**THE REQUEST**. Go through the material and pull out every line with the string "have" in it.

**RECORD EXTRACTS**.
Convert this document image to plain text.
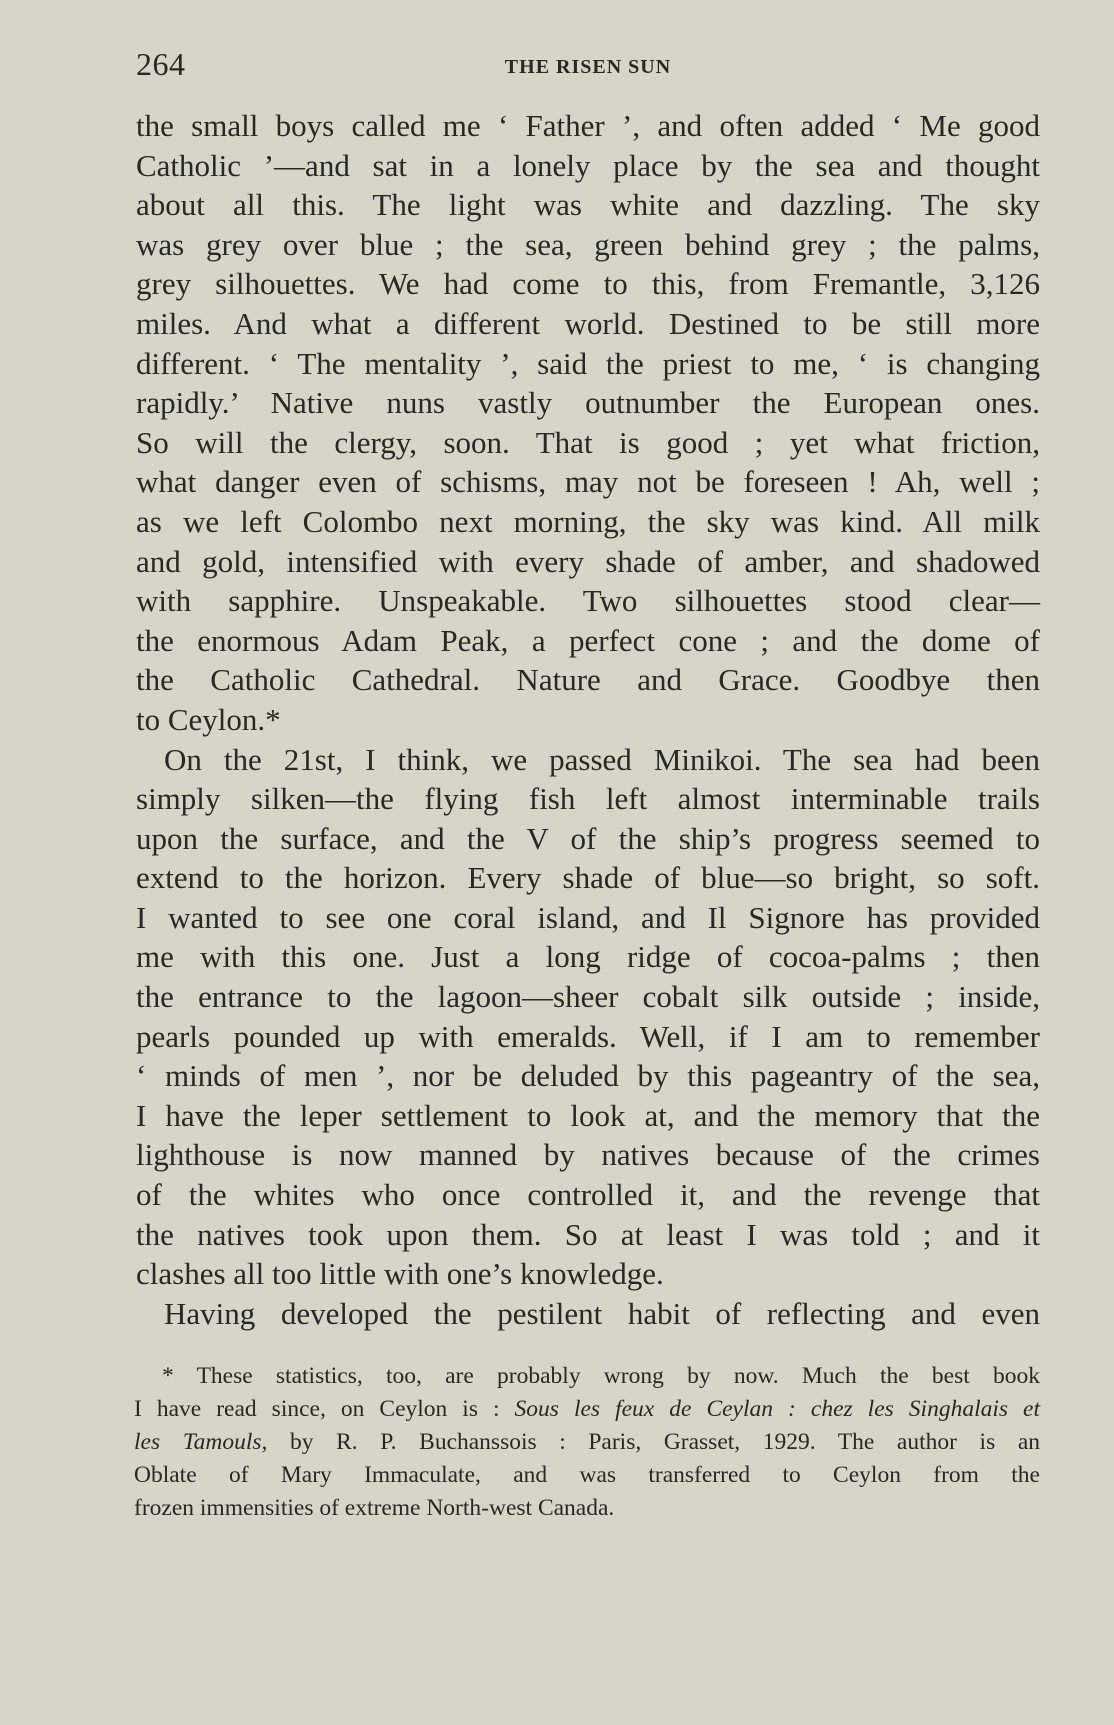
264	THE RISEN SUN
the small boys called me ‘ Father ’, and often added ‘ Me good
Catholic ’—and sat in a lonely place by the sea and thought
about all this. The light was white and dazzling. The sky
was grey over blue ; the sea, green behind grey ; the palms,
grey silhouettes. We had come to this, from Fremantle, 3,126
miles. And what a different world. Destined to be still more
different. ‘ The mentality ’, said the priest to me, ‘ is changing
rapidly.’ Native nuns vastly outnumber the European ones.
So will the clergy, soon. That is good ; yet what friction,
what danger even of schisms, may not be foreseen ! Ah, well ;
as we left Colombo next morning, the sky was kind. All milk
and gold, intensified with every shade of amber, and shadowed
with sapphire. Unspeakable. Two silhouettes stood clear—
the enormous Adam Peak, a perfect cone ; and the dome of
the Catholic Cathedral. Nature and Grace. Goodbye then
to Ceylon.*
On the 21st, I think, we passed Minikoi. The sea had been
simply silken—the flying fish left almost interminable trails
upon the surface, and the V of the ship’s progress seemed to
extend to the horizon. Every shade of blue—so bright, so soft.
I wanted to see one coral island, and Il Signore has provided
me with this one. Just a long ridge of cocoa-palms ; then
the entrance to the lagoon—sheer cobalt silk outside ; inside,
pearls pounded up with emeralds. Well, if I am to remember
‘ minds of men ’, nor be deluded by this pageantry of the sea,
I have the leper settlement to look at, and the memory that the
lighthouse is now manned by natives because of the crimes
of the whites who once controlled it, and the revenge that
the natives took upon them. So at least I was told ; and it
clashes all too little with one’s knowledge.
Having developed the pestilent habit of reflecting and even
* These statistics, too, are probably wrong by now. Much the best book
I have read since, on Ceylon is : Sous les feux de Ceylan : chez les Singhalais et
les Tamouls, by R. P. Buchanssois : Paris, Grasset, 1929. The author is an
Oblate of Mary Immaculate, and was transferred to Ceylon from the
frozen immensities of extreme North-west Canada.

**WRITTEN ANSWER**.
I have the leper settlement to look at, and the memory that the
I have read since, on Ceylon is : Sous les feux de Ceylan : chez les Singhalais et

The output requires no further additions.